(Exercise goal)
Count the lines below that contain the word "JSON", and reply with that number alone.
***** Dataset extract
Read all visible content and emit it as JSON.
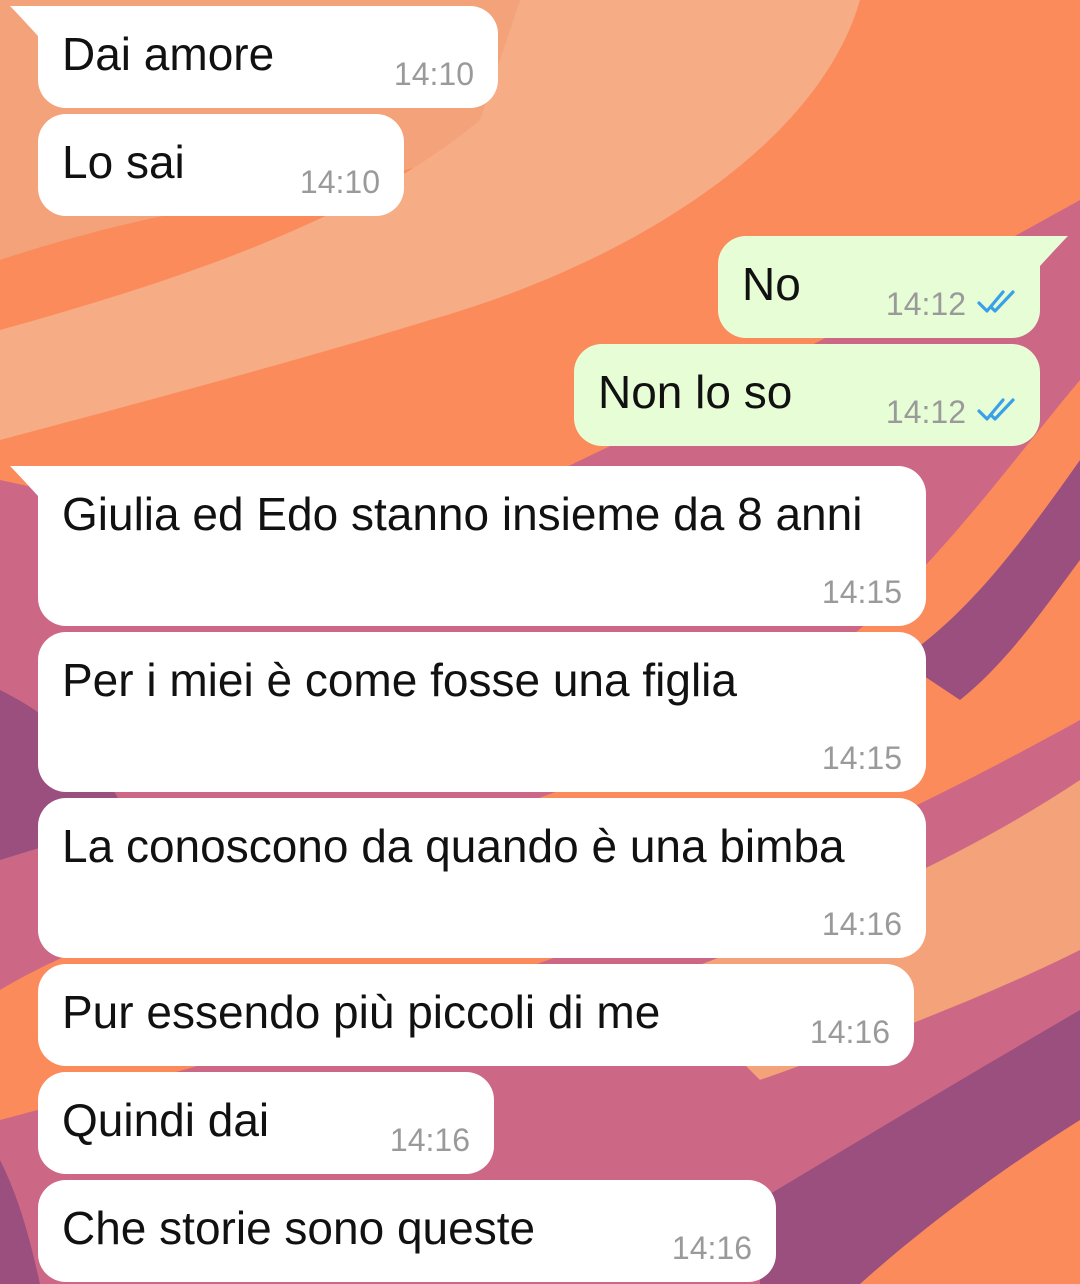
{
  "colors": {
    "incoming_bubble": "#ffffff",
    "outgoing_bubble": "#e7fdd6",
    "message_text": "#111111",
    "timestamp": "#9a9a9a",
    "read_ticks": "#3aa0e8",
    "wallpaper": [
      "#f4a27a",
      "#fb8b5b",
      "#cc6886",
      "#9a4f7e"
    ]
  },
  "messages": [
    {
      "direction": "incoming",
      "text": "Dai amore",
      "time": "14:10"
    },
    {
      "direction": "incoming",
      "text": "Lo sai",
      "time": "14:10"
    },
    {
      "direction": "outgoing",
      "text": "No",
      "time": "14:12",
      "status": "read-double-check-icon"
    },
    {
      "direction": "outgoing",
      "text": "Non lo so",
      "time": "14:12",
      "status": "read-double-check-icon"
    },
    {
      "direction": "incoming",
      "text": "Giulia ed Edo stanno insieme da 8 anni",
      "time": "14:15"
    },
    {
      "direction": "incoming",
      "text": "Per i miei è come fosse una figlia",
      "time": "14:15"
    },
    {
      "direction": "incoming",
      "text": "La conoscono da quando è una bimba",
      "time": "14:16"
    },
    {
      "direction": "incoming",
      "text": "Pur essendo più piccoli di me",
      "time": "14:16"
    },
    {
      "direction": "incoming",
      "text": "Quindi dai",
      "time": "14:16"
    },
    {
      "direction": "incoming",
      "text": "Che storie sono queste",
      "time": "14:16"
    }
  ]
}
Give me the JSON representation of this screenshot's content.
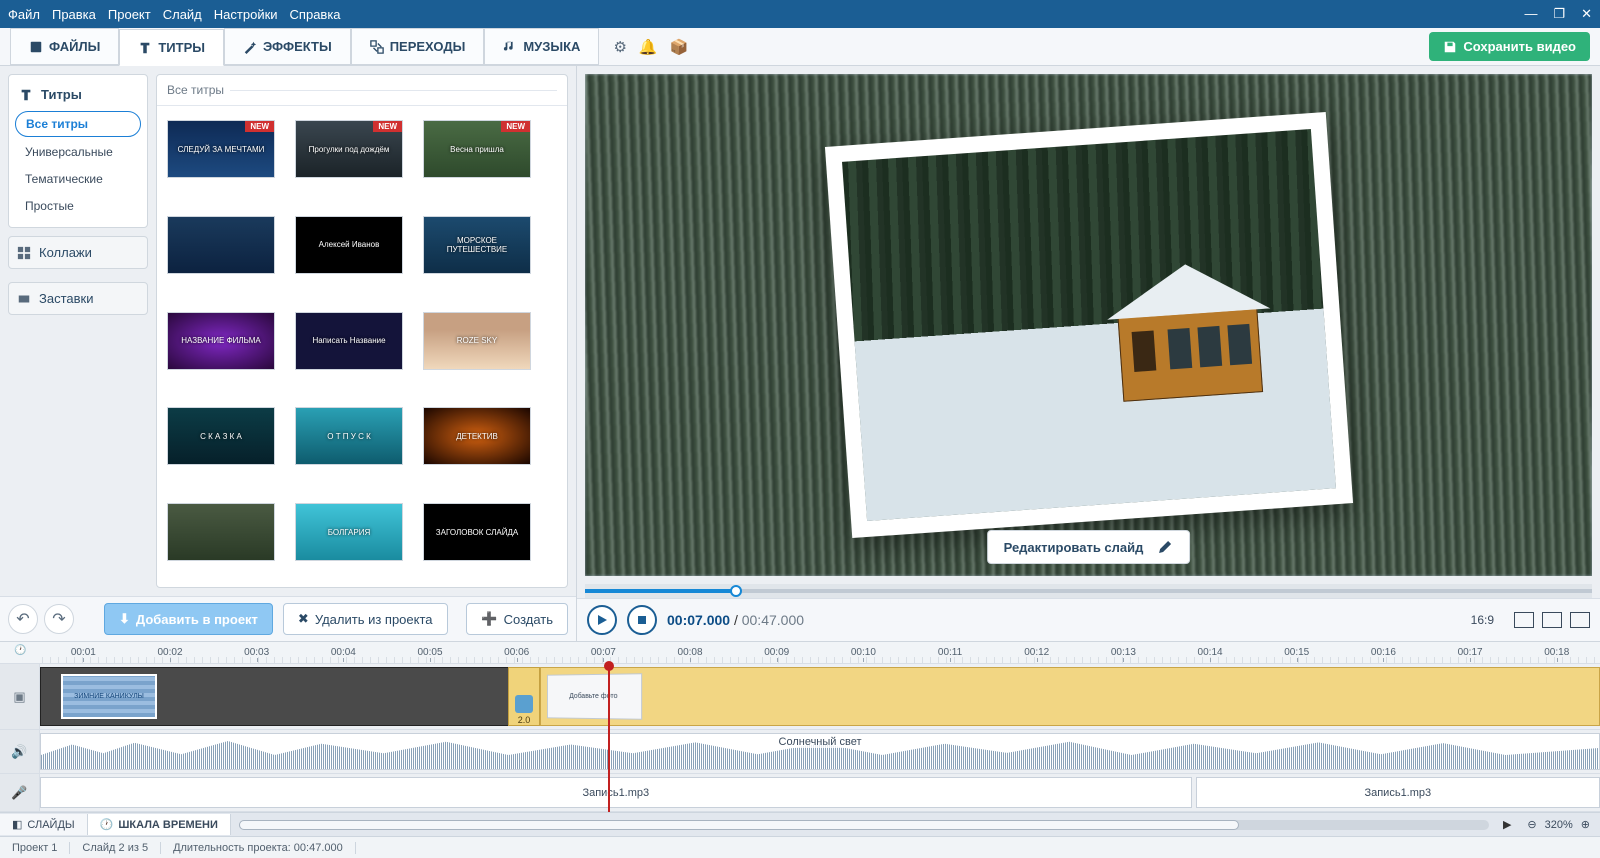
{
  "menubar": [
    "Файл",
    "Правка",
    "Проект",
    "Слайд",
    "Настройки",
    "Справка"
  ],
  "main_tabs": {
    "files": "ФАЙЛЫ",
    "titles": "ТИТРЫ",
    "effects": "ЭФФЕКТЫ",
    "transitions": "ПЕРЕХОДЫ",
    "music": "МУЗЫКА"
  },
  "save_button_label": "Сохранить видео",
  "sidebar": {
    "section_head": "Титры",
    "tags": {
      "all": "Все титры",
      "universal": "Универсальные",
      "thematic": "Тематические",
      "simple": "Простые"
    },
    "btn_collages": "Коллажи",
    "btn_intros": "Заставки"
  },
  "gallery": {
    "header": "Все титры",
    "new_badge": "NEW",
    "items": [
      {
        "label": "СЛЕДУЙ ЗА МЕЧТАМИ",
        "bg": "linear-gradient(#0e2a55,#1d4a80)",
        "new": true
      },
      {
        "label": "Прогулки под дождём",
        "bg": "linear-gradient(#3a464f,#1b2328)",
        "new": true
      },
      {
        "label": "Весна пришла",
        "bg": "linear-gradient(#4a6b44,#2e4a2c)",
        "new": true
      },
      {
        "label": "",
        "bg": "linear-gradient(#1a3a5c,#0c2240)",
        "new": false
      },
      {
        "label": "Алексей Иванов",
        "bg": "#000",
        "new": false
      },
      {
        "label": "МОРСКОЕ ПУТЕШЕСТВИЕ",
        "bg": "linear-gradient(#1c4a6e,#0e2e48)",
        "new": false
      },
      {
        "label": "НАЗВАНИЕ ФИЛЬМА",
        "bg": "radial-gradient(#8028c4,#2a083c)",
        "new": false
      },
      {
        "label": "Написать Название",
        "bg": "#14143a",
        "new": false
      },
      {
        "label": "ROZE SKY",
        "bg": "linear-gradient(#c7a082 30%,#f0d8bc)",
        "new": false
      },
      {
        "label": "С К А З К А",
        "bg": "linear-gradient(#0c3c46,#06202a)",
        "new": false
      },
      {
        "label": "О Т П У С К",
        "bg": "linear-gradient(#2aa0b4,#0e5c6e)",
        "new": false
      },
      {
        "label": "ДЕТЕКТИВ",
        "bg": "radial-gradient(#d06010,#1a0600)",
        "new": false
      },
      {
        "label": "",
        "bg": "linear-gradient(#4a5a42,#2a3a26)",
        "new": false
      },
      {
        "label": "БОЛГАРИЯ",
        "bg": "linear-gradient(#40c4d8,#1a8ca0)",
        "new": false
      },
      {
        "label": "ЗАГОЛОВОК СЛАЙДА",
        "bg": "#000",
        "new": false
      }
    ]
  },
  "actions": {
    "add_to_project": "Добавить в проект",
    "remove_from_project": "Удалить из проекта",
    "create": "Создать"
  },
  "preview": {
    "edit_slide_label": "Редактировать слайд"
  },
  "playback": {
    "current_time": "00:07.000",
    "total_time": "00:47.000",
    "aspect_ratio": "16:9"
  },
  "timeline": {
    "ruler_marks": [
      "00:01",
      "00:02",
      "00:03",
      "00:04",
      "00:05",
      "00:06",
      "00:07",
      "00:08",
      "00:09",
      "00:10",
      "00:11",
      "00:12",
      "00:13",
      "00:14",
      "00:15",
      "00:16",
      "00:17",
      "00:18"
    ],
    "clip1_label": "ЗИМНИЕ КАНИКУЛЫ",
    "transition_duration": "2.0",
    "clip2_label": "Добавьте фото",
    "audio_label": "Солнечный свет",
    "voice_clip_label": "Запись1.mp3",
    "tab_slides": "СЛАЙДЫ",
    "tab_timeline": "ШКАЛА ВРЕМЕНИ",
    "zoom": "320%"
  },
  "statusbar": {
    "project_name": "Проект 1",
    "slide_info": "Слайд 2 из 5",
    "duration_label": "Длительность проекта: 00:47.000"
  }
}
**********
(Full answer)
2